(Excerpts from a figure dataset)
┄┄┄┄┄┄┄┄┄┄┄┄┄┄┄┄┄┄┄┄

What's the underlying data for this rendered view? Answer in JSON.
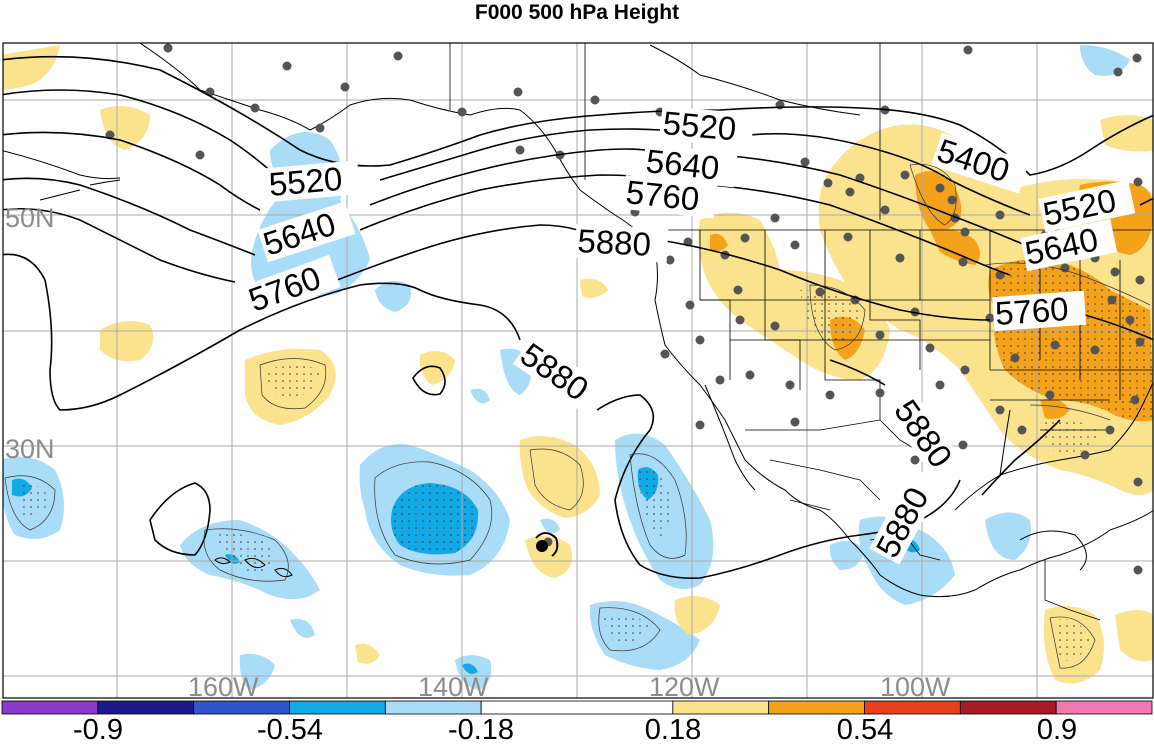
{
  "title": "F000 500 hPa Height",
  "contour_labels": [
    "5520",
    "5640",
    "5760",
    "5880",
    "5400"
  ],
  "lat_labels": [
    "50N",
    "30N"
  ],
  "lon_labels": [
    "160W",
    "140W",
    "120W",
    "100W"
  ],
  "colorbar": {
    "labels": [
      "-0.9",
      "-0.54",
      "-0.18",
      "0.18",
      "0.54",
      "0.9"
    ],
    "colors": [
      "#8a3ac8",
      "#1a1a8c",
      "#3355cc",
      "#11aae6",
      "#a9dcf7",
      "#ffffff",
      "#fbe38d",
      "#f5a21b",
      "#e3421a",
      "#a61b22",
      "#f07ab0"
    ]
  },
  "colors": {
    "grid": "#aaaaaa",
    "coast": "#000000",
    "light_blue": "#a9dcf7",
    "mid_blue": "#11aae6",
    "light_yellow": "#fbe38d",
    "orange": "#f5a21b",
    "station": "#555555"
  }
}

┄┄┄┄┄┄┄┄┄┄┄┄┄┄┄┄┄┄┄┄

* _Given problem_: Every line above should be returned word for word, with the pictures left behind.

* _Answer to this problem_:
What's the underlying data for this rendered view? Answer in JSON.
{
  "title": "F000 500 hPa Height",
  "contour_labels": [
    "5520",
    "5640",
    "5760",
    "5880",
    "5400"
  ],
  "lat_labels": [
    "50N",
    "30N"
  ],
  "lon_labels": [
    "160W",
    "140W",
    "120W",
    "100W"
  ],
  "colorbar": {
    "labels": [
      "-0.9",
      "-0.54",
      "-0.18",
      "0.18",
      "0.54",
      "0.9"
    ],
    "colors": [
      "#8a3ac8",
      "#1a1a8c",
      "#3355cc",
      "#11aae6",
      "#a9dcf7",
      "#ffffff",
      "#fbe38d",
      "#f5a21b",
      "#e3421a",
      "#a61b22",
      "#f07ab0"
    ]
  },
  "colors": {
    "grid": "#aaaaaa",
    "coast": "#000000",
    "light_blue": "#a9dcf7",
    "mid_blue": "#11aae6",
    "light_yellow": "#fbe38d",
    "orange": "#f5a21b",
    "station": "#555555"
  }
}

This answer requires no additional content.